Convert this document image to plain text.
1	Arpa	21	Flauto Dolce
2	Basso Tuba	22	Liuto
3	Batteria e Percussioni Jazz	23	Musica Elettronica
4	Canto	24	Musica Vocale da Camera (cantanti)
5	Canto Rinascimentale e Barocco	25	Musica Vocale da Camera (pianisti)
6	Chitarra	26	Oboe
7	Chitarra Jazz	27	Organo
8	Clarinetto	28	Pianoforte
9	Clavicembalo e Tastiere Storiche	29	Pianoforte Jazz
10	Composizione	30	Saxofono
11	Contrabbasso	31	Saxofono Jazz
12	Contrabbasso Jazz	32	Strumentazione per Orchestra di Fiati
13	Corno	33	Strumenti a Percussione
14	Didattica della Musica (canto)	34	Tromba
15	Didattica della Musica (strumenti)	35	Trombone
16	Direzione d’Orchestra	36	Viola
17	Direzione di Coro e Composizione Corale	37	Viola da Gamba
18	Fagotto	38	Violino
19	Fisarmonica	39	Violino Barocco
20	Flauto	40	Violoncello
________________________
Exercise ▸ Write out the entries above word for word.

Task solution ▸
Convert this document image to plain text.
1	Arpa	21	Flauto Dolce
2	Basso Tuba	22	Liuto
3	Batteria e Percussioni Jazz	23	Musica Elettronica
4	Canto	24	Musica Vocale da Camera (cantanti)
5	Canto Rinascimentale e Barocco	25	Musica Vocale da Camera (pianisti)
6	Chitarra	26	Oboe
7	Chitarra Jazz	27	Organo
8	Clarinetto	28	Pianoforte
9	Clavicembalo e Tastiere Storiche	29	Pianoforte Jazz
10	Composizione	30	Saxofono
11	Contrabbasso	31	Saxofono Jazz
12	Contrabbasso Jazz	32	Strumentazione per Orchestra di Fiati
13	Corno	33	Strumenti a Percussione
14	Didattica della Musica (canto)	34	Tromba
15	Didattica della Musica (strumenti)	35	Trombone
16	Direzione d’Orchestra	36	Viola
17	Direzione di Coro e Composizione Corale	37	Viola da Gamba
18	Fagotto	38	Violino
19	Fisarmonica	39	Violino Barocco
20	Flauto	40	Violoncello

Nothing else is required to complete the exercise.